# Set of tasks:
[A] In the potty training advice, how often does it say you should not ask your child to "try" for the potty?
[B] Extend the potty training advice past its final sentence.

# Supplied text:
────────────────────
It’s very important to only direct your child to the potty when you know that they need to go and to allow their bladder regular opportunities to fill to capacity. So don’t ask them to ‘try’ for the potty every 15 or 30 minutes. They won’t make the connection to what their body is doing and you may interfere with them learning what their body is telling them.

You may have noticed that toddlers LOVE to say “no” to things and are also discovering how good it feels to be in control. As parents, we want to model consent and body autonomy to our children, but you don’t want a no when the answer should be yes. So, give them information about what their body is telling them or how you know it’s time, and direct them to the potty instead.

  1. Be playful 

Research shows that pre-school children absorb information best when we meet them in their imagination and make it fun. The best way to do this is through play! The characters of Mr Poo and Mrs Wee can really help you to teach them about how their bodies work in a fun way as well as set good expectations about where wee and poo goes and how we have to listen to our bodies. You can find out more about Mr Poo and Mrs Wee and learn how to make PooDoh on my website. Many children like to look at some simple toys or books on the potty, to make it fun, but it’s important that they are not distracted from the experience so it’s best to avoid screens.


  1. Accidents are ok

Often parents will measure their success by how few accidents they had to deal with, but accidents are an important part of the learning process for many children. We learn in part through making mistakes so it’s important to consider how you will respond if your child wets or soils. Try not to react emotionally, even though it may feel frustrating – nobody likes cleaning up wee and poo, I know. Keep up a patter of practicalities instead, about how to clean it up, and do as much as you can of this in the bathroom to help them connect to that space. Remind them that “next time let’s wee or poo in the potty”.
────────────────────
# Source data:
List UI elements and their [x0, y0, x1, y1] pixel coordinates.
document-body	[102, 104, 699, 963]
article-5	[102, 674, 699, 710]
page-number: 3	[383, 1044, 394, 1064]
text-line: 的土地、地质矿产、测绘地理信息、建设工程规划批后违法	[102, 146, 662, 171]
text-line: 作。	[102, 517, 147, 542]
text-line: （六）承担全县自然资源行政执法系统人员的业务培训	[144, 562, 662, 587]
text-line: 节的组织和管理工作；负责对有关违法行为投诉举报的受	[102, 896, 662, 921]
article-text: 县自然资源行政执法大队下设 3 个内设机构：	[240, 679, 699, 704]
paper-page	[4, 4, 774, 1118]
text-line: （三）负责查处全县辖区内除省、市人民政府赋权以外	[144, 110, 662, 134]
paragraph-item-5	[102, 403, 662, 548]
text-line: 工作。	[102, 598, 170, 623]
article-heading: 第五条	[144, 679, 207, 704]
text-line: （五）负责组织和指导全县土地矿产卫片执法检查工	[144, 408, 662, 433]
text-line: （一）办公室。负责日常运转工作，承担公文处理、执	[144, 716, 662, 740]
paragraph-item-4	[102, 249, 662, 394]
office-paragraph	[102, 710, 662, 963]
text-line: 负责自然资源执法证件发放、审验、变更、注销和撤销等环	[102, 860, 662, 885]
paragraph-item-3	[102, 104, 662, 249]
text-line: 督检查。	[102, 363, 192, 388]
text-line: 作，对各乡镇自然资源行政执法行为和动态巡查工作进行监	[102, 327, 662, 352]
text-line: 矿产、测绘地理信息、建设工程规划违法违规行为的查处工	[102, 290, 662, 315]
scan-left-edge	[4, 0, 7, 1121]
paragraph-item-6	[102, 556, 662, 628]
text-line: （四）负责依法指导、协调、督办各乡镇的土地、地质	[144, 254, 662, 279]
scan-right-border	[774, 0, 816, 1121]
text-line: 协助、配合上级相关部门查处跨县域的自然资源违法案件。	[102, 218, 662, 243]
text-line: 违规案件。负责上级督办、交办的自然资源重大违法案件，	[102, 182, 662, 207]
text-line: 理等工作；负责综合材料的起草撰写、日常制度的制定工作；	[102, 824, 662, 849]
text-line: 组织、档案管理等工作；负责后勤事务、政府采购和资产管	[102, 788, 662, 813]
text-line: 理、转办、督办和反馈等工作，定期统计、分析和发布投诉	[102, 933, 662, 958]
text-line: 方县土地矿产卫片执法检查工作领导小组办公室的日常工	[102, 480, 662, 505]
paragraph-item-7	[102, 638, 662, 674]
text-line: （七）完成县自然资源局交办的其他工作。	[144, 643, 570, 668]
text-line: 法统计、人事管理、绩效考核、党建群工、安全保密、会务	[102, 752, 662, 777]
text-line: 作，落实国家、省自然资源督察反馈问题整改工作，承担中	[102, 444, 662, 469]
────────────────────
# Answers for the tasks:
[A] Every 15 or 30 minutes.

[B]
If they come and let you know about the accident, tell them thank you and praise them for how grown up it was of them to let you know.  You can also praise any part of the process they did cooperate with and have them get involved in the cleanup so they can learn some of the skills involved in that too. They will soon realise it’s much quicker to just wee in the potty than it is to have to change their clothes and have a wash!

Help is available! 

If you have started potty training and your child is resisting the process, it doesn’t mean that they are not ready – children are born ready to begin potty learning. Resistance behaviours are red flags that there is an underlying problem to resolve or the method you have chosen is not meeting your unique child’s needs. This may be due to constipation (there are 16 signs of constipation!), witholding wee, witholding poo, appearing afraid or anxious to use the potty, or showing a strong preference to use a nappy. If any of these sound familiar, avoid the temptation to buy unhelpful gimmicks like rewards charts or potty apps and watches – reach out for help with how to resolve the underlying issue. If other parents tell you “I went through this and took a break and tried again later” – this just demonstrates that the root of the issue was resolved through another aspect of parenting.  Avoiding resolving the underlying problem often means that it shows up in other aspects of parenting such as sleep issues, eating issues or other behavioural challenges.

Enjoy your potty learning journey. It can be a wonderful bonding experience for you and your child when you have the right support. So much of the guidance that parents are given is unhelpful or misinformation and I really believe that parents deserve better!


Thank you Rebecca for these insightful and actionable tips!